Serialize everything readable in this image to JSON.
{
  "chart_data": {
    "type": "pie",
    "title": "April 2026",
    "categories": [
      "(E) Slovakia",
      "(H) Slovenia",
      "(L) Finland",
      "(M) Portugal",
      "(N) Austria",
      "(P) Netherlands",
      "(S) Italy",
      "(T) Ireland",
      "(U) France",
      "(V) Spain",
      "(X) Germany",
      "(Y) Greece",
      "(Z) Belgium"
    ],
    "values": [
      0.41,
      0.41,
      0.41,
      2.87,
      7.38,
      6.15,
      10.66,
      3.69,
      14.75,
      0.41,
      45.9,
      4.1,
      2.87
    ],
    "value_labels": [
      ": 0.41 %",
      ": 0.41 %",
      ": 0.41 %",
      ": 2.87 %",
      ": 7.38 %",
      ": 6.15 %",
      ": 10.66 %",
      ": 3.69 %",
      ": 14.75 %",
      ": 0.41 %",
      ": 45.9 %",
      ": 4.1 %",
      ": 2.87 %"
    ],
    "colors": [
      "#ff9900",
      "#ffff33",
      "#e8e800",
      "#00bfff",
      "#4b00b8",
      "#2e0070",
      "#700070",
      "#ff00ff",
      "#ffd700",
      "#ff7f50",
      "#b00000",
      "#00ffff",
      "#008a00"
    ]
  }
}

########

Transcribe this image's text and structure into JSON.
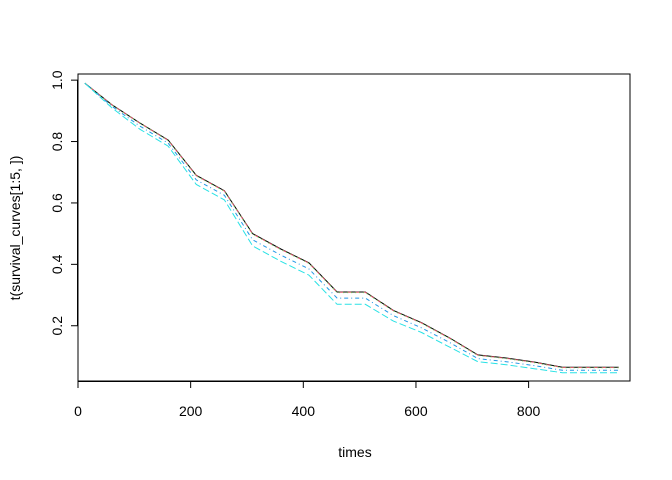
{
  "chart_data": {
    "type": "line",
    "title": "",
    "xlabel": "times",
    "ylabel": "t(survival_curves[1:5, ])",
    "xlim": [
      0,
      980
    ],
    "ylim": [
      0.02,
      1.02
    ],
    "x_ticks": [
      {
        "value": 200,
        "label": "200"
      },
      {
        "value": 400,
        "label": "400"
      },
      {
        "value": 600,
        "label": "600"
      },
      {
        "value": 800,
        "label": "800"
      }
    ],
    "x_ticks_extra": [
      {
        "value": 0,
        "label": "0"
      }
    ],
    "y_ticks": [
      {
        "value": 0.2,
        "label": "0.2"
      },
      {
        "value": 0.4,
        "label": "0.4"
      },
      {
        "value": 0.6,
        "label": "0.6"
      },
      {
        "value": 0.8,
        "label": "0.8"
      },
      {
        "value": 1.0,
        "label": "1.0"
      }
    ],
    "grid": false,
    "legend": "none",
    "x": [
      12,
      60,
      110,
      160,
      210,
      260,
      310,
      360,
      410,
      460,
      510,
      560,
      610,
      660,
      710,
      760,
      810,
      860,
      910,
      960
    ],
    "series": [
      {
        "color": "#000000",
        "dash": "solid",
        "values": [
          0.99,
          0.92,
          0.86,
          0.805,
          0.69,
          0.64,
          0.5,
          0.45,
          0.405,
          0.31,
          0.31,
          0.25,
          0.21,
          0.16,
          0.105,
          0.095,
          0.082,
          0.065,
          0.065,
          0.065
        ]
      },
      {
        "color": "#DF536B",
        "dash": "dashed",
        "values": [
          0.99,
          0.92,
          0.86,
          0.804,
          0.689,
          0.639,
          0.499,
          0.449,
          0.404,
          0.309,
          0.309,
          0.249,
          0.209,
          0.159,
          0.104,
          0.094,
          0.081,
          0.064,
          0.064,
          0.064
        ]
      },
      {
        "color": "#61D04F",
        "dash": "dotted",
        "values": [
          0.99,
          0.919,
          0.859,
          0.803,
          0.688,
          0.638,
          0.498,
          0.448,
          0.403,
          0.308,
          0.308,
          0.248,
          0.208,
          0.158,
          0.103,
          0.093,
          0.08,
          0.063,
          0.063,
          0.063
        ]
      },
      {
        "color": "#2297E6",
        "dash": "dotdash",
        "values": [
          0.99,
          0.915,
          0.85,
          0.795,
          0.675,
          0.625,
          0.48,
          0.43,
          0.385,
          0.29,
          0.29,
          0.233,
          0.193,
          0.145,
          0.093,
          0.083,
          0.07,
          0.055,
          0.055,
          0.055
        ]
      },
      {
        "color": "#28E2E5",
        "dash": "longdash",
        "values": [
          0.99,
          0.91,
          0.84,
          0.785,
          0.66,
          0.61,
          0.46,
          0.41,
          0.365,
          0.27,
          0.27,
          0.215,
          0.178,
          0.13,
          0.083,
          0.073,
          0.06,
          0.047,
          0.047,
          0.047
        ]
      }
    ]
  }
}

########

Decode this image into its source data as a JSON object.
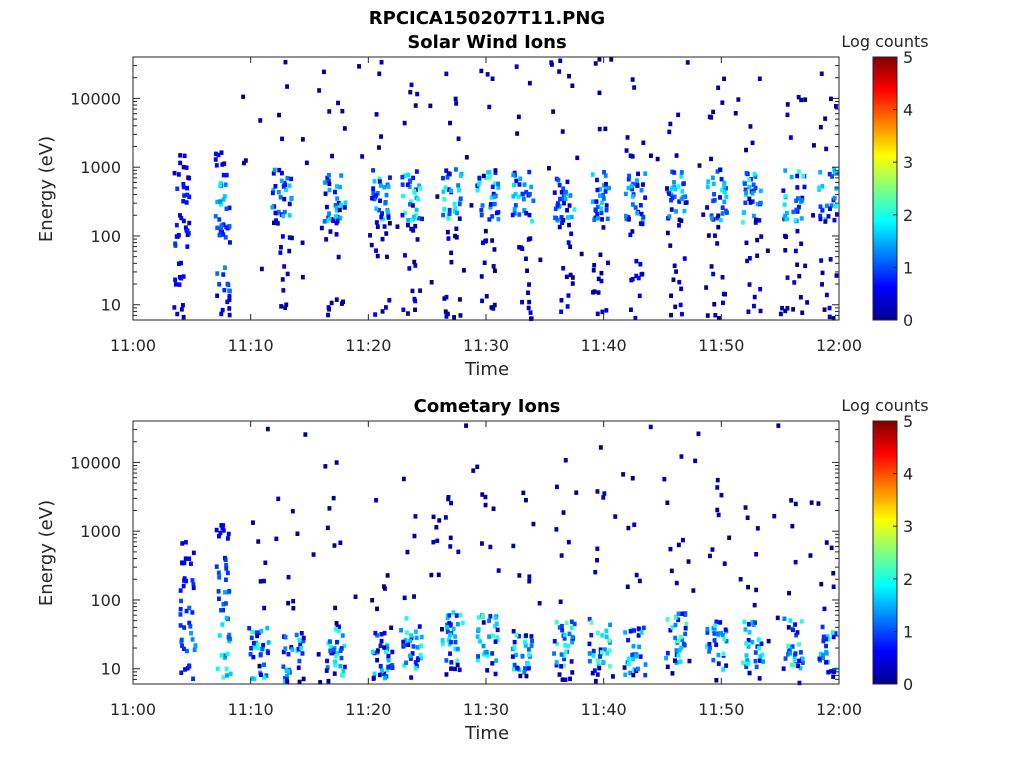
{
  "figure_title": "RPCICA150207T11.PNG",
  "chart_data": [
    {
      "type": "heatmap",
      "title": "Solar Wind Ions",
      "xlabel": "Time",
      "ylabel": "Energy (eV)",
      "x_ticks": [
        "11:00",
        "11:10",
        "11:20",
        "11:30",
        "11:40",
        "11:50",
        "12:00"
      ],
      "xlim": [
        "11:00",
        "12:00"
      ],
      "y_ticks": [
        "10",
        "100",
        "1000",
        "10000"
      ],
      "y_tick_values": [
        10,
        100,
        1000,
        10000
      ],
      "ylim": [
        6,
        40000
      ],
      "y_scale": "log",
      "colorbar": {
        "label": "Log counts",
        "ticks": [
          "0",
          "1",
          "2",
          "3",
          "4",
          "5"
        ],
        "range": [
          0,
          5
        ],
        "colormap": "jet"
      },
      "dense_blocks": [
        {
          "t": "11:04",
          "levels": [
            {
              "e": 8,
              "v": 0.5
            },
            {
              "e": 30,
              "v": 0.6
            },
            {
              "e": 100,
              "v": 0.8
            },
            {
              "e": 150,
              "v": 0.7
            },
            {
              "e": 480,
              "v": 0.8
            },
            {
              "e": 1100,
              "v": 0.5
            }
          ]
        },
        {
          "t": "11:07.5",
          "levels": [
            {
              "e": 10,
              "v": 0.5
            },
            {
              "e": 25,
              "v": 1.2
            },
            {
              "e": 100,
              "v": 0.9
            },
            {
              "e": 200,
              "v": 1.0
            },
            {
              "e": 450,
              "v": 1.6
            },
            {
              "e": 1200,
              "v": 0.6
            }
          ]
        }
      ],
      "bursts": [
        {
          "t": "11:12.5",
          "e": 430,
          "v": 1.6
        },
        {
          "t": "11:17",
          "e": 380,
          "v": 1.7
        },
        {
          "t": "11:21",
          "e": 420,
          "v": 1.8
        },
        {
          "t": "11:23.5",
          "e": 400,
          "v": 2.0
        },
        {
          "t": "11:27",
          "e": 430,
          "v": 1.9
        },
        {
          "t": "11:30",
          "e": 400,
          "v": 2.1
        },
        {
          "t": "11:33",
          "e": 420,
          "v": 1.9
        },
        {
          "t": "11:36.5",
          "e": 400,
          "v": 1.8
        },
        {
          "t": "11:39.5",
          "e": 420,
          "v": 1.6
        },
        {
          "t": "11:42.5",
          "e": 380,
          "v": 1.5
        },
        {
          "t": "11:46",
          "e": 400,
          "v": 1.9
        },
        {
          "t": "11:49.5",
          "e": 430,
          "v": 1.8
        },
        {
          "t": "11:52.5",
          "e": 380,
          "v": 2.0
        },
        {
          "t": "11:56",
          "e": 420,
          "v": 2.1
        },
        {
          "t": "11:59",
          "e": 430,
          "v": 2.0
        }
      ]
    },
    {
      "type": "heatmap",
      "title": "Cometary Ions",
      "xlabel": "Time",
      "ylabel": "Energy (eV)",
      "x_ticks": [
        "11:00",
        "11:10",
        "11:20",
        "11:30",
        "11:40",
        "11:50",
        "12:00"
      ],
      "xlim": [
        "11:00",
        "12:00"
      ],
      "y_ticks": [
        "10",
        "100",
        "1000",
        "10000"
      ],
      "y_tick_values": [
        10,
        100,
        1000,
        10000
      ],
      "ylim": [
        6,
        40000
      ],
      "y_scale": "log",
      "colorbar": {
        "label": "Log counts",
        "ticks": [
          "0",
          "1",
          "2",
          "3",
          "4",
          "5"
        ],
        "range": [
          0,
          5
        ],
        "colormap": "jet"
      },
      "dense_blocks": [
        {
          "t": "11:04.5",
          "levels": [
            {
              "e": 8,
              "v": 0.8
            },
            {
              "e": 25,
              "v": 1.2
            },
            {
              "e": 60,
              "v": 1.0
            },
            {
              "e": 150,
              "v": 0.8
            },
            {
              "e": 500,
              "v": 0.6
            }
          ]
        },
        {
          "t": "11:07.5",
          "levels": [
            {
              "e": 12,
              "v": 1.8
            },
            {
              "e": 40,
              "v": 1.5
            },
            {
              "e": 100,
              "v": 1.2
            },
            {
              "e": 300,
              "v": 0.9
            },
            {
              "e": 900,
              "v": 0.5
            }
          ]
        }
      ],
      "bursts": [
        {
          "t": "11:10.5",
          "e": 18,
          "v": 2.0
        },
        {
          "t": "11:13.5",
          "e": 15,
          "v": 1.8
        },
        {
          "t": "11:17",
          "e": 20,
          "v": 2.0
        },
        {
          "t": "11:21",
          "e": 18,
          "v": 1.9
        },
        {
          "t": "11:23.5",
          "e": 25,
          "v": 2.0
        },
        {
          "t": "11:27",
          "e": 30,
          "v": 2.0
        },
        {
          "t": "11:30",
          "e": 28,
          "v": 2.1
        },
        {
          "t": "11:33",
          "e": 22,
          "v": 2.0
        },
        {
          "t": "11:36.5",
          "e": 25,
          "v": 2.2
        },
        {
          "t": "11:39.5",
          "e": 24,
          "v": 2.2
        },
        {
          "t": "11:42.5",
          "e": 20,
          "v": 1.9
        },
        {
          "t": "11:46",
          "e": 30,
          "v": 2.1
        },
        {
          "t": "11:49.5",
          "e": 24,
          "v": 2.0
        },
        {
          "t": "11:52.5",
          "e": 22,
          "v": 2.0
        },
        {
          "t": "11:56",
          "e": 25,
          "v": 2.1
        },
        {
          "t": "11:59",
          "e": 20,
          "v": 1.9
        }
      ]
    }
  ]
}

########

# [STATED EXERCISE]
From the entries above, pull out each line that includes "into".

# [EXERCISE ANSWER]
Transcribe this image's text and structure into JSON.
Decode this image into its source data as a JSON object.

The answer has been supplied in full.